Given records:
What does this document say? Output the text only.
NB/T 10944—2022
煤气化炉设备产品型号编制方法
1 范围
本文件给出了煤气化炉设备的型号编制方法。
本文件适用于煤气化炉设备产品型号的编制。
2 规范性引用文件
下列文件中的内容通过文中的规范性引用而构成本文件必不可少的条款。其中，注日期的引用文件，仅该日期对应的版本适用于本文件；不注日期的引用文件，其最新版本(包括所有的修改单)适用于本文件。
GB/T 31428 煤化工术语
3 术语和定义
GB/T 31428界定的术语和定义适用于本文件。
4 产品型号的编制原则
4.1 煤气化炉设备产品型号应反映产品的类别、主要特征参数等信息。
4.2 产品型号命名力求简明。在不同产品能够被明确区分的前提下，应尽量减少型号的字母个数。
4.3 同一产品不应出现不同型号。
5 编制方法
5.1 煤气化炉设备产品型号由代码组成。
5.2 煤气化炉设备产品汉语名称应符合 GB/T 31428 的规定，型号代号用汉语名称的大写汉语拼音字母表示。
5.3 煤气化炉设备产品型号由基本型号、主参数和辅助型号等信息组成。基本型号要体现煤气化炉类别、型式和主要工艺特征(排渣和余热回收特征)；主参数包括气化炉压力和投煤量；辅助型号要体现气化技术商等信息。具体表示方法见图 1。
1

Problem: Exactly as written above, please repeat the entries.

Result of this task:
What does this document say? Output the text only.
NB/T 10944—2022
煤气化炉设备产品型号编制方法
1 范围
本文件给出了煤气化炉设备的型号编制方法。
本文件适用于煤气化炉设备产品型号的编制。
2 规范性引用文件
下列文件中的内容通过文中的规范性引用而构成本文件必不可少的条款。其中，注日期的引用文件，仅该日期对应的版本适用于本文件；不注日期的引用文件，其最新版本(包括所有的修改单)适用于本文件。
GB/T 31428 煤化工术语
3 术语和定义
GB/T 31428界定的术语和定义适用于本文件。
4 产品型号的编制原则
4.1 煤气化炉设备产品型号应反映产品的类别、主要特征参数等信息。
4.2 产品型号命名力求简明。在不同产品能够被明确区分的前提下，应尽量减少型号的字母个数。
4.3 同一产品不应出现不同型号。
5 编制方法
5.1 煤气化炉设备产品型号由代码组成。
5.2 煤气化炉设备产品汉语名称应符合 GB/T 31428 的规定，型号代号用汉语名称的大写汉语拼音字母表示。
5.3 煤气化炉设备产品型号由基本型号、主参数和辅助型号等信息组成。基本型号要体现煤气化炉类别、型式和主要工艺特征(排渣和余热回收特征)；主参数包括气化炉压力和投煤量；辅助型号要体现气化技术商等信息。具体表示方法见图 1。
1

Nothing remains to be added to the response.